DATA FOR THIS EXERCISE:
+--

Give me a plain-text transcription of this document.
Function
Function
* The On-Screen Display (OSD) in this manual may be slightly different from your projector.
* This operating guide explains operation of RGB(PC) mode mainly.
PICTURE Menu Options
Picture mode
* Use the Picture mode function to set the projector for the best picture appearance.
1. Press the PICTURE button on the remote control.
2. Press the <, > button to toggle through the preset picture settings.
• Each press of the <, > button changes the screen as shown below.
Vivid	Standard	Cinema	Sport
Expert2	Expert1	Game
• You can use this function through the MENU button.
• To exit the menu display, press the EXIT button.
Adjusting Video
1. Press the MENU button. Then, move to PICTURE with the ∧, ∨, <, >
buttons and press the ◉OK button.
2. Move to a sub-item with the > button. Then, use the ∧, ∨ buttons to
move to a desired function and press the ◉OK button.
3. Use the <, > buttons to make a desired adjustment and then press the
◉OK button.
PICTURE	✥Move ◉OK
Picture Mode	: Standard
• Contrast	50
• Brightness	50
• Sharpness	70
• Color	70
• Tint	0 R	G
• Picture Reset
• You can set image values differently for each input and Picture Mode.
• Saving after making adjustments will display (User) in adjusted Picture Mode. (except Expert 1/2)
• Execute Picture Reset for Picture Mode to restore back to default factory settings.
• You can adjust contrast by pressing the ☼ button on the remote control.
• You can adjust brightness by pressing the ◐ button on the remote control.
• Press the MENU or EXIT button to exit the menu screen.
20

+--

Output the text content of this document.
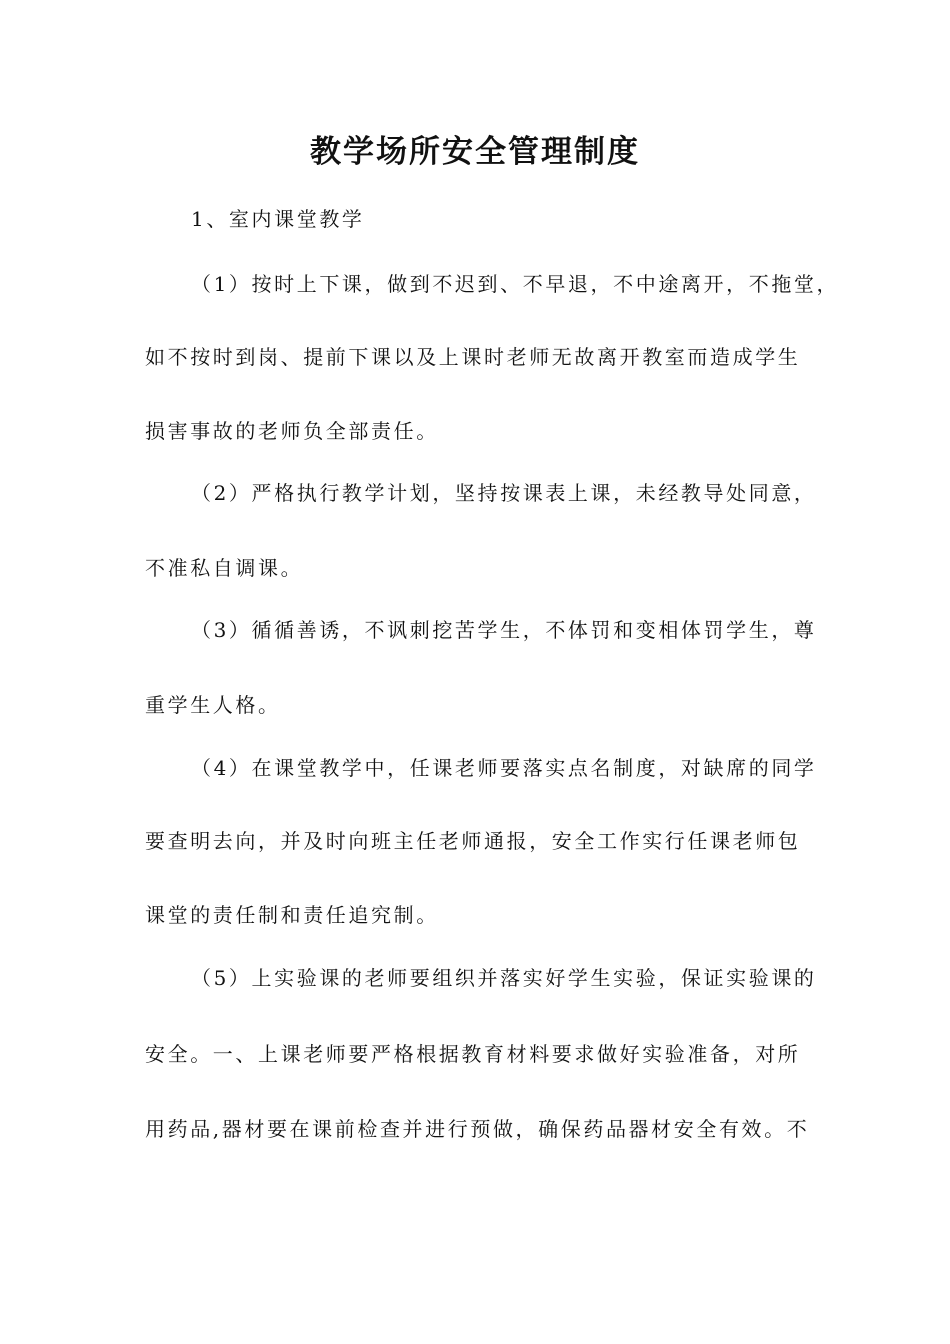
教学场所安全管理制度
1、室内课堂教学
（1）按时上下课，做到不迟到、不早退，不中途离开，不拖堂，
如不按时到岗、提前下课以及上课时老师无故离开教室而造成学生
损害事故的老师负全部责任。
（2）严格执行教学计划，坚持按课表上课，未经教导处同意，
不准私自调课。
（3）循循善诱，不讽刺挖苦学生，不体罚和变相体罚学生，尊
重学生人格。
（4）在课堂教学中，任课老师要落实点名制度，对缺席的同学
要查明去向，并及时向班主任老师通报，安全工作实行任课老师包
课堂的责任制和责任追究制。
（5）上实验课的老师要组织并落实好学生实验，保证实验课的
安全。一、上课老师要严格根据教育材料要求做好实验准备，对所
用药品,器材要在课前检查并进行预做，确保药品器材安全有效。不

+--

REQUIREMENT: A number is the only answer here: how many lines of the material above contain "EXIT"?

WRITTEN RESPONSE: 2